Some records:

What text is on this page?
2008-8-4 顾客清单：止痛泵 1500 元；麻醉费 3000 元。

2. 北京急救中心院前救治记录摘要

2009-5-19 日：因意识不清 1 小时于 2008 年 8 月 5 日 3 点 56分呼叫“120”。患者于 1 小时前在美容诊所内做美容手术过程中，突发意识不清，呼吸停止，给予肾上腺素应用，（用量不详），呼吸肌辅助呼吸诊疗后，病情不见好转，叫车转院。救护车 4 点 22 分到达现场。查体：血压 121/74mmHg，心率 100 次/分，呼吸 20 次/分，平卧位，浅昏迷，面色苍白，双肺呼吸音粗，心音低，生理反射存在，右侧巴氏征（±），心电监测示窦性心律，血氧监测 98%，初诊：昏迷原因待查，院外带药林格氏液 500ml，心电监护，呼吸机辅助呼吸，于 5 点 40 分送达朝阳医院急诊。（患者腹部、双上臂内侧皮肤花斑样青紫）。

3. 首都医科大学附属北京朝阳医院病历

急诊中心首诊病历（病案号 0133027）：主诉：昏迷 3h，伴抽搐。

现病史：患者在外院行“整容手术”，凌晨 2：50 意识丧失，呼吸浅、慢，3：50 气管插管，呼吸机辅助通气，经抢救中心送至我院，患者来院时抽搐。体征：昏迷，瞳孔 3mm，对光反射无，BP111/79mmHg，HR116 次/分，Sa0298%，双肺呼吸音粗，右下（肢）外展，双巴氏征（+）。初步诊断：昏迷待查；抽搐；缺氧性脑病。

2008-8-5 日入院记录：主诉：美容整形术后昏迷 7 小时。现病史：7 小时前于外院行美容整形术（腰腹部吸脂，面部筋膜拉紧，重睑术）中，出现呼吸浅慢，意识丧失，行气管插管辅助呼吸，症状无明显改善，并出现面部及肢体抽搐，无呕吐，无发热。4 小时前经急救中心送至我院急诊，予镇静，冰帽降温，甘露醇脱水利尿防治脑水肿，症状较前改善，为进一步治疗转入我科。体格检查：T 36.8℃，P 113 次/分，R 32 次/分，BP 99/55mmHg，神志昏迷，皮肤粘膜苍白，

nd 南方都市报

• **Objective**:
The records above are to be copied in full, exactly as written.

• **Expected answer**:
What text is on this page?
2008-8-4 顾客清单：止痛泵 1500 元；麻醉费 3000 元。

2. 北京急救中心院前救治记录摘要

2009-5-19 日：因意识不清 1 小时于 2008 年 8 月 5 日 3 点 56分呼叫“120”。患者于 1 小时前在美容诊所内做美容手术过程中，突发意识不清，呼吸停止，给予肾上腺素应用，（用量不详），呼吸肌辅助呼吸诊疗后，病情不见好转，叫车转院。救护车 4 点 22 分到达现场。查体：血压 121/74mmHg，心率 100 次/分，呼吸 20 次/分，平卧位，浅昏迷，面色苍白，双肺呼吸音粗，心音低，生理反射存在，右侧巴氏征（±），心电监测示窦性心律，血氧监测 98%，初诊：昏迷原因待查，院外带药林格氏液 500ml，心电监护，呼吸机辅助呼吸，于 5 点 40 分送达朝阳医院急诊。（患者腹部、双上臂内侧皮肤花斑样青紫）。

3. 首都医科大学附属北京朝阳医院病历

急诊中心首诊病历（病案号 0133027）：主诉：昏迷 3h，伴抽搐。

现病史：患者在外院行“整容手术”，凌晨 2：50 意识丧失，呼吸浅、慢，3：50 气管插管，呼吸机辅助通气，经抢救中心送至我院，患者来院时抽搐。体征：昏迷，瞳孔 3mm，对光反射无，BP111/79mmHg，HR116 次/分，Sa0298%，双肺呼吸音粗，右下（肢）外展，双巴氏征（+）。初步诊断：昏迷待查；抽搐；缺氧性脑病。

2008-8-5 日入院记录：主诉：美容整形术后昏迷 7 小时。现病史：7 小时前于外院行美容整形术（腰腹部吸脂，面部筋膜拉紧，重睑术）中，出现呼吸浅慢，意识丧失，行气管插管辅助呼吸，症状无明显改善，并出现面部及肢体抽搐，无呕吐，无发热。4 小时前经急救中心送至我院急诊，予镇静，冰帽降温，甘露醇脱水利尿防治脑水肿，症状较前改善，为进一步治疗转入我科。体格检查：T 36.8℃，P 113 次/分，R 32 次/分，BP 99/55mmHg，神志昏迷，皮肤粘膜苍白，

nd 南方都市报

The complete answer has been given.